▶ [DATA FOR THIS EXERCISE]:
═══
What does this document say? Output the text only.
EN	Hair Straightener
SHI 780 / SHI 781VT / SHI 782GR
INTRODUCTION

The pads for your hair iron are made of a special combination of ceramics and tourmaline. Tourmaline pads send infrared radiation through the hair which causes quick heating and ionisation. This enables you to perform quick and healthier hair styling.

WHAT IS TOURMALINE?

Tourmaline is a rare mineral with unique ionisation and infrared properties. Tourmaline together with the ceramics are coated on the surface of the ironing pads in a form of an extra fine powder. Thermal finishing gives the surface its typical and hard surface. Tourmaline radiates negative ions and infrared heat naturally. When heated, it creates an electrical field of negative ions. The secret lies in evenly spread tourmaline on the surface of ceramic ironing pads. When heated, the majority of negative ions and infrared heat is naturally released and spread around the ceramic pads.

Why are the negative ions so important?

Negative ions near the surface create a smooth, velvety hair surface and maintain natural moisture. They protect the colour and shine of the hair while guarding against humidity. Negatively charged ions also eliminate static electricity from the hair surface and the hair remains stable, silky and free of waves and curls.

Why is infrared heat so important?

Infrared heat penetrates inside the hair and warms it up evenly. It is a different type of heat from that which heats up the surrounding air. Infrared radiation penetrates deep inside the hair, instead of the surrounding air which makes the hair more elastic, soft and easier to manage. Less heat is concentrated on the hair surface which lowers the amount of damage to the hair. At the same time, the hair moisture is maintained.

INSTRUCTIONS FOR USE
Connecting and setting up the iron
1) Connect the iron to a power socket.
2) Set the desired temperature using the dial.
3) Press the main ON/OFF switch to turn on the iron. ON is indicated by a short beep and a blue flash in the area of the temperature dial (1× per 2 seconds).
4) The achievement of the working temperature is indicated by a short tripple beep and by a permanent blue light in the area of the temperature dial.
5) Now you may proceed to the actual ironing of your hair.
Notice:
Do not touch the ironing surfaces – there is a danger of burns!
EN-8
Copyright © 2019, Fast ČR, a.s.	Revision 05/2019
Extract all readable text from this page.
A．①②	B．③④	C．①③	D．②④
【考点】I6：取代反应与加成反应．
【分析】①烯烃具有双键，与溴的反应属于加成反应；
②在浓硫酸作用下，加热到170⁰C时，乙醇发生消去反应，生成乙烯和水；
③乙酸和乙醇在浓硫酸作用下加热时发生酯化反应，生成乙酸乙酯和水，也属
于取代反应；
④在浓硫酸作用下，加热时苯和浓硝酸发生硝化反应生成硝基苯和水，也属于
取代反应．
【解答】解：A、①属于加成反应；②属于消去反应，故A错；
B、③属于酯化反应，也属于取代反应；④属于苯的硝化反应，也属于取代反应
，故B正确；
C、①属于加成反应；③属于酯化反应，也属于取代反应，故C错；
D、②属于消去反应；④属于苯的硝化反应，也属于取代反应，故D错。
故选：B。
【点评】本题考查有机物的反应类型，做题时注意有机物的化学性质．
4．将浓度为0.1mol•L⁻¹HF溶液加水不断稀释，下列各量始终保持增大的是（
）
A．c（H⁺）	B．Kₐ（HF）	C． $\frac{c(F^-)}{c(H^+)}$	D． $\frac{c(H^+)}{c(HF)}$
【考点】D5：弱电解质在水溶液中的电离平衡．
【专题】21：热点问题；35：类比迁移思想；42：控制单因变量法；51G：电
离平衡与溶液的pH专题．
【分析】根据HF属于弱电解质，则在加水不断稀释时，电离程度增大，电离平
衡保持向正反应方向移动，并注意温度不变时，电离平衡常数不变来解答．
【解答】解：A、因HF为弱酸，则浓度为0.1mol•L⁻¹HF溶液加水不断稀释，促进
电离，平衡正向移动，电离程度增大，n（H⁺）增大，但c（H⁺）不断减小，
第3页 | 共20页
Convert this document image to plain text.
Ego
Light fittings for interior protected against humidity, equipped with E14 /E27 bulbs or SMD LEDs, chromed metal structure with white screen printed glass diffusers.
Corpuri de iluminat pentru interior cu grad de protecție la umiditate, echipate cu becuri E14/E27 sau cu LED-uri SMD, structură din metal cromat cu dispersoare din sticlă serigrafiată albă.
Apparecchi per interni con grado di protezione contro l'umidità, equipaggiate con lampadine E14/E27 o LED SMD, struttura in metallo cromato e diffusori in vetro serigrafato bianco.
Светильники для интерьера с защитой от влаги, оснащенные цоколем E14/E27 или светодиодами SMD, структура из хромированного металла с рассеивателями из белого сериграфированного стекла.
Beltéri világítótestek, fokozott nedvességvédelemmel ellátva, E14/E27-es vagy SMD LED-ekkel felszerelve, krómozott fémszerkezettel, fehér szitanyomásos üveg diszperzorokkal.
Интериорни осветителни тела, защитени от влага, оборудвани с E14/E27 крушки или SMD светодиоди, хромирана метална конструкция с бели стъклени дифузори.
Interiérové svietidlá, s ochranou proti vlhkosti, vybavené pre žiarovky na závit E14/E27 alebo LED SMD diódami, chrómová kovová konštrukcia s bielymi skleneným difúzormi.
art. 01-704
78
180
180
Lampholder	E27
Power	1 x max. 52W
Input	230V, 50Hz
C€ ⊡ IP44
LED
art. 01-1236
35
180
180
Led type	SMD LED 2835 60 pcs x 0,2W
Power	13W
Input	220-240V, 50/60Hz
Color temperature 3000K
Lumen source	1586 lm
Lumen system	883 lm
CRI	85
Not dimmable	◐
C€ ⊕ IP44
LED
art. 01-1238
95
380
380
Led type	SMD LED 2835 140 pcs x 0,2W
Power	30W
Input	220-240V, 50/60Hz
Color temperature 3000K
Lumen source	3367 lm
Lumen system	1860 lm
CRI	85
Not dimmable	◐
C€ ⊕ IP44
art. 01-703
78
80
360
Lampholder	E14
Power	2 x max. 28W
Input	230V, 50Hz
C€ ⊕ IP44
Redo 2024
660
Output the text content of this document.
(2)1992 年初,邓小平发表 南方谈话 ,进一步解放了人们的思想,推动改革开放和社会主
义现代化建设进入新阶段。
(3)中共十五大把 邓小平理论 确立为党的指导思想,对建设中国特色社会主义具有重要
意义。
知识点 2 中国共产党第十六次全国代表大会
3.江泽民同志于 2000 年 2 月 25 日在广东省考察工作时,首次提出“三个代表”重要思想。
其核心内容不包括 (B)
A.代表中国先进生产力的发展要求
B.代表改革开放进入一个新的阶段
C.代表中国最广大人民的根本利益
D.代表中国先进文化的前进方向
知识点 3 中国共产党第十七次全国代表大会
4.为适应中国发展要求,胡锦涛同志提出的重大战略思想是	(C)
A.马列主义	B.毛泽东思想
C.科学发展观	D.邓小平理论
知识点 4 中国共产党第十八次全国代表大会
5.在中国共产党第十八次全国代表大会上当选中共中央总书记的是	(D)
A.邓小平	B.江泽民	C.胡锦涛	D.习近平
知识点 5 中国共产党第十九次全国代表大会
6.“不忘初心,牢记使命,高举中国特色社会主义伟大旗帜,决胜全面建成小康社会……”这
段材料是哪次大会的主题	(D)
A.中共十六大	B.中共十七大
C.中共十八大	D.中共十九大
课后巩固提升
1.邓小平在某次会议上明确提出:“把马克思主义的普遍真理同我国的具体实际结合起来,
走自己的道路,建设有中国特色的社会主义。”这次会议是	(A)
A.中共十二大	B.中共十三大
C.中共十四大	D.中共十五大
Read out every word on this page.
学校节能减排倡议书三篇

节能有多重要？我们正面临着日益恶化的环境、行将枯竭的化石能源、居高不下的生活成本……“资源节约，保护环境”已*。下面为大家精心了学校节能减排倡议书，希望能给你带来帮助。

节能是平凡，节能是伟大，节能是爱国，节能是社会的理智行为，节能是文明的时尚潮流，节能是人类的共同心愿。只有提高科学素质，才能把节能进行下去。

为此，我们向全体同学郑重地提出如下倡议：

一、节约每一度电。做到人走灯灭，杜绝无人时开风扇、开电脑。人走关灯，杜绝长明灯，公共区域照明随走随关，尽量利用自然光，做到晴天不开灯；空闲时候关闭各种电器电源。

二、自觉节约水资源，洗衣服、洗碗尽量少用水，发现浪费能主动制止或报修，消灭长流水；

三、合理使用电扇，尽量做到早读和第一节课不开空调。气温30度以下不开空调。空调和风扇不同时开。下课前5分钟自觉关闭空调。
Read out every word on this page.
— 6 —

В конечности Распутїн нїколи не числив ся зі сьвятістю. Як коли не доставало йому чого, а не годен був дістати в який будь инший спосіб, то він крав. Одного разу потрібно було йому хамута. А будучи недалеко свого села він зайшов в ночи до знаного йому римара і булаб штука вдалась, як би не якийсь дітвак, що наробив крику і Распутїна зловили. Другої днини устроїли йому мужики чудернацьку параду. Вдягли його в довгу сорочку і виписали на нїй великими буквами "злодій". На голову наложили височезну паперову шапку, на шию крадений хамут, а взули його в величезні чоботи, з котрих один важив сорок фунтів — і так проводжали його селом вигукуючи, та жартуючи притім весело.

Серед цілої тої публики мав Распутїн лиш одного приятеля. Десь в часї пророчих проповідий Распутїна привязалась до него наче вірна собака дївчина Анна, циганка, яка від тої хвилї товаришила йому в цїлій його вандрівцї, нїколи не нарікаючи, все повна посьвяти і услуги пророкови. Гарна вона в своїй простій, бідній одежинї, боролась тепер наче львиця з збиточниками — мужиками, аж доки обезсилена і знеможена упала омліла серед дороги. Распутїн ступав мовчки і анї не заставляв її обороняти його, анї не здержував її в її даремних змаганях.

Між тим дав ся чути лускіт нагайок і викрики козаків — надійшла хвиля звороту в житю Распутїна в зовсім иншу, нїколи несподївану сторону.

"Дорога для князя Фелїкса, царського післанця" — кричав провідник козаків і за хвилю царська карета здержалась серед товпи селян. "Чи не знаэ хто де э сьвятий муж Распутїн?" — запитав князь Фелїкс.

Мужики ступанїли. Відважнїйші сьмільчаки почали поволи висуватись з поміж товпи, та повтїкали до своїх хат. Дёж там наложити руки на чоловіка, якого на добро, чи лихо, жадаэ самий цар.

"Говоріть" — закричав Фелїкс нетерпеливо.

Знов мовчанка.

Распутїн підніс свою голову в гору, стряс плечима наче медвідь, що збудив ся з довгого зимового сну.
═══
Pick out every line above that contains the word "Распутїна" and copy it.

В конечности Распутїн нїколи не числив ся зі сьвятістю. Як коли не доставало йому чого, а не годен був дістати в який будь инший спосіб, то він крав. Одного разу потрібно було йому хамута. А будучи недалеко свого села він зайшов в ночи до знаного йому римара і булаб штука вдалась, як би не якийсь дітвак, що наробив крику і Распутїна зловили. Другої днини устроїли йому мужики чудернацьку параду. Вдягли його в довгу сорочку і виписали на нїй великими буквами "злодій". На голову наложили височезну паперову шапку, на шию крадений хамут, а взули його в величезні чоботи, з котрих один важив сорок фунтів — і так проводжали його селом вигукуючи, та жартуючи притім весело.
Серед цілої тої публики мав Распутїн лиш одного приятеля. Десь в часї пророчих проповідий Распутїна привязалась до него наче вірна собака дївчина Анна, циганка, яка від тої хвилї товаришила йому в цїлій його вандрівцї, нїколи не нарікаючи, все повна посьвяти і услуги пророкови. Гарна вона в своїй простій, бідній одежинї, боролась тепер наче львиця з збиточниками — мужиками, аж доки обезсилена і знеможена упала омліла серед дороги. Распутїн ступав мовчки і анї не заставляв її обороняти його, анї не здержував її в її даремних змаганях.
Між тим дав ся чути лускіт нагайок і викрики козаків — надійшла хвиля звороту в житю Распутїна в зовсім иншу, нїколи несподївану сторону.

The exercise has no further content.